• _Spatial annotation records_:
================================
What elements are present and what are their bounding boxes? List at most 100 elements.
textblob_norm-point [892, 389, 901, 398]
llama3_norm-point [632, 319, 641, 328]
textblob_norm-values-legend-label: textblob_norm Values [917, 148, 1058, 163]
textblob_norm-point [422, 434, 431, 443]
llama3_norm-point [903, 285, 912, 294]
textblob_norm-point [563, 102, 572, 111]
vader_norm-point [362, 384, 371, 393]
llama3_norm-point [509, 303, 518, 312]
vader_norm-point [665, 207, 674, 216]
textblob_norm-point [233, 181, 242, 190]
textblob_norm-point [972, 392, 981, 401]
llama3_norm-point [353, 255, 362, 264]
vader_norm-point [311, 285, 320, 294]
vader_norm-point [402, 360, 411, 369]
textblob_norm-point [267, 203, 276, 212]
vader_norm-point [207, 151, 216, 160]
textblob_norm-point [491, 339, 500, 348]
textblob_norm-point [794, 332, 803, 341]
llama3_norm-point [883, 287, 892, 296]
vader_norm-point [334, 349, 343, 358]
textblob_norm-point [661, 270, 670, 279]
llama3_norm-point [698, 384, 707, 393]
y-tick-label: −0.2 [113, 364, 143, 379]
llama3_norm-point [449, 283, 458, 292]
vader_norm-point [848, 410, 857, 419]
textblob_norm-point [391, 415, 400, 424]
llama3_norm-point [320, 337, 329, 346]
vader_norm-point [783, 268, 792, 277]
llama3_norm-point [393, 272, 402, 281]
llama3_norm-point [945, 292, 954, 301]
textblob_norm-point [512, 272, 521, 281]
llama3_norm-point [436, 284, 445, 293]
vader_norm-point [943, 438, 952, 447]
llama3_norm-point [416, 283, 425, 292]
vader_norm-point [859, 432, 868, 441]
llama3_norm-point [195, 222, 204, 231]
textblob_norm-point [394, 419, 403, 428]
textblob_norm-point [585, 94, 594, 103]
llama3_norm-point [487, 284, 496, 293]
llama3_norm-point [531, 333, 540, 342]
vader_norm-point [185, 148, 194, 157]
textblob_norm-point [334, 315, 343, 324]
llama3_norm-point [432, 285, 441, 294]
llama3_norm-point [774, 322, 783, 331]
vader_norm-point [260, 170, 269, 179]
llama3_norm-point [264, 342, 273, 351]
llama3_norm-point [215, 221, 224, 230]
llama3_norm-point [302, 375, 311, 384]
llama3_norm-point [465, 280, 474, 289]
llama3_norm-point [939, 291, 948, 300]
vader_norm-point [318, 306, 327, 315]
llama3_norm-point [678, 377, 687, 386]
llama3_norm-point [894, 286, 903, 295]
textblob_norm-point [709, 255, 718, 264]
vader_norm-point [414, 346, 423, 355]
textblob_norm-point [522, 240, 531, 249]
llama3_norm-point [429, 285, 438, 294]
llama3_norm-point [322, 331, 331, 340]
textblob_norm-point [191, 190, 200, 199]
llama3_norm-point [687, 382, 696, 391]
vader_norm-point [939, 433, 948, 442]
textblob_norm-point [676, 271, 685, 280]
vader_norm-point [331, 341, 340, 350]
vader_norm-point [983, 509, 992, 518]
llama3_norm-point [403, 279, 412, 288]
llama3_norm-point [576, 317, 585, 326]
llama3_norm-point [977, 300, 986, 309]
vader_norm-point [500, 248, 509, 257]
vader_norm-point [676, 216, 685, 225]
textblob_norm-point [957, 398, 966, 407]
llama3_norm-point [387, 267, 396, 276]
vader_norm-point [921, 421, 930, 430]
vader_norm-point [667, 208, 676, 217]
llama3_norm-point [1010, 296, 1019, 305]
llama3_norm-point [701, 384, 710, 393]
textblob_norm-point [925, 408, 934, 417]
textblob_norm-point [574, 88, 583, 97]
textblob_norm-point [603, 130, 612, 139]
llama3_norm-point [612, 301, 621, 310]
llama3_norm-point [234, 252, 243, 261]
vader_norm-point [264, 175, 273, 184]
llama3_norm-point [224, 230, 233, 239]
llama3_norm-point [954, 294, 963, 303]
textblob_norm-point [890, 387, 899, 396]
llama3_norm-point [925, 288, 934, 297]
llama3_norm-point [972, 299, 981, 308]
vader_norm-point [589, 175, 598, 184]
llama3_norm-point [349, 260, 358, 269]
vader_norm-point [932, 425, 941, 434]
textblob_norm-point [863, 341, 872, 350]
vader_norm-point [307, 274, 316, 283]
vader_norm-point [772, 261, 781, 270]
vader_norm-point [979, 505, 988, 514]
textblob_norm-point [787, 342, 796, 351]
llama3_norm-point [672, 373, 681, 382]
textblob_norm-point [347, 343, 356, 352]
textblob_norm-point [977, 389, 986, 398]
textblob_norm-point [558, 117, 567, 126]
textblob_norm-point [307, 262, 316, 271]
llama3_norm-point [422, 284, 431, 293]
================================
• _Written task_: Render every line of the records above as a JSON list of strings, one string per line, with blank lines omitted.

• _Answer in full_:
[
  "What elements are present and what are their bounding boxes? List at most 100 elements.",
  "textblob_norm-point [892, 389, 901, 398]",
  "llama3_norm-point [632, 319, 641, 328]",
  "textblob_norm-values-legend-label: textblob_norm Values [917, 148, 1058, 163]",
  "textblob_norm-point [422, 434, 431, 443]",
  "llama3_norm-point [903, 285, 912, 294]",
  "textblob_norm-point [563, 102, 572, 111]",
  "vader_norm-point [362, 384, 371, 393]",
  "llama3_norm-point [509, 303, 518, 312]",
  "vader_norm-point [665, 207, 674, 216]",
  "textblob_norm-point [233, 181, 242, 190]",
  "textblob_norm-point [972, 392, 981, 401]",
  "llama3_norm-point [353, 255, 362, 264]",
  "vader_norm-point [311, 285, 320, 294]",
  "vader_norm-point [402, 360, 411, 369]",
  "textblob_norm-point [267, 203, 276, 212]",
  "vader_norm-point [207, 151, 216, 160]",
  "textblob_norm-point [491, 339, 500, 348]",
  "textblob_norm-point [794, 332, 803, 341]",
  "llama3_norm-point [883, 287, 892, 296]",
  "vader_norm-point [334, 349, 343, 358]",
  "textblob_norm-point [661, 270, 670, 279]",
  "llama3_norm-point [698, 384, 707, 393]",
  "y-tick-label: −0.2 [113, 364, 143, 379]",
  "llama3_norm-point [449, 283, 458, 292]",
  "vader_norm-point [848, 410, 857, 419]",
  "textblob_norm-point [391, 415, 400, 424]",
  "llama3_norm-point [320, 337, 329, 346]",
  "vader_norm-point [783, 268, 792, 277]",
  "llama3_norm-point [393, 272, 402, 281]",
  "llama3_norm-point [945, 292, 954, 301]",
  "textblob_norm-point [512, 272, 521, 281]",
  "llama3_norm-point [436, 284, 445, 293]",
  "vader_norm-point [943, 438, 952, 447]",
  "llama3_norm-point [416, 283, 425, 292]",
  "vader_norm-point [859, 432, 868, 441]",
  "llama3_norm-point [195, 222, 204, 231]",
  "textblob_norm-point [394, 419, 403, 428]",
  "textblob_norm-point [585, 94, 594, 103]",
  "llama3_norm-point [487, 284, 496, 293]",
  "llama3_norm-point [531, 333, 540, 342]",
  "vader_norm-point [185, 148, 194, 157]",
  "textblob_norm-point [334, 315, 343, 324]",
  "llama3_norm-point [432, 285, 441, 294]",
  "llama3_norm-point [774, 322, 783, 331]",
  "vader_norm-point [260, 170, 269, 179]",
  "llama3_norm-point [264, 342, 273, 351]",
  "llama3_norm-point [215, 221, 224, 230]",
  "llama3_norm-point [302, 375, 311, 384]",
  "llama3_norm-point [465, 280, 474, 289]",
  "llama3_norm-point [939, 291, 948, 300]",
  "vader_norm-point [318, 306, 327, 315]",
  "llama3_norm-point [678, 377, 687, 386]",
  "llama3_norm-point [894, 286, 903, 295]",
  "textblob_norm-point [709, 255, 718, 264]",
  "vader_norm-point [414, 346, 423, 355]",
  "textblob_norm-point [522, 240, 531, 249]",
  "llama3_norm-point [429, 285, 438, 294]",
  "llama3_norm-point [322, 331, 331, 340]",
  "textblob_norm-point [191, 190, 200, 199]",
  "llama3_norm-point [687, 382, 696, 391]",
  "vader_norm-point [939, 433, 948, 442]",
  "textblob_norm-point [676, 271, 685, 280]",
  "vader_norm-point [331, 341, 340, 350]",
  "vader_norm-point [983, 509, 992, 518]",
  "llama3_norm-point [403, 279, 412, 288]",
  "llama3_norm-point [576, 317, 585, 326]",
  "llama3_norm-point [977, 300, 986, 309]",
  "vader_norm-point [500, 248, 509, 257]",
  "vader_norm-point [676, 216, 685, 225]",
  "textblob_norm-point [957, 398, 966, 407]",
  "llama3_norm-point [387, 267, 396, 276]",
  "vader_norm-point [921, 421, 930, 430]",
  "vader_norm-point [667, 208, 676, 217]",
  "llama3_norm-point [1010, 296, 1019, 305]",
  "llama3_norm-point [701, 384, 710, 393]",
  "textblob_norm-point [925, 408, 934, 417]",
  "textblob_norm-point [574, 88, 583, 97]",
  "textblob_norm-point [603, 130, 612, 139]",
  "llama3_norm-point [612, 301, 621, 310]",
  "llama3_norm-point [234, 252, 243, 261]",
  "vader_norm-point [264, 175, 273, 184]",
  "llama3_norm-point [224, 230, 233, 239]",
  "llama3_norm-point [954, 294, 963, 303]",
  "textblob_norm-point [890, 387, 899, 396]",
  "llama3_norm-point [925, 288, 934, 297]",
  "llama3_norm-point [972, 299, 981, 308]",
  "vader_norm-point [589, 175, 598, 184]",
  "llama3_norm-point [349, 260, 358, 269]",
  "vader_norm-point [932, 425, 941, 434]",
  "textblob_norm-point [863, 341, 872, 350]",
  "vader_norm-point [307, 274, 316, 283]",
  "vader_norm-point [772, 261, 781, 270]",
  "vader_norm-point [979, 505, 988, 514]",
  "textblob_norm-point [787, 342, 796, 351]",
  "llama3_norm-point [672, 373, 681, 382]",
  "textblob_norm-point [347, 343, 356, 352]",
  "textblob_norm-point [977, 389, 986, 398]",
  "textblob_norm-point [558, 117, 567, 126]",
  "textblob_norm-point [307, 262, 316, 271]",
  "llama3_norm-point [422, 284, 431, 293]"
]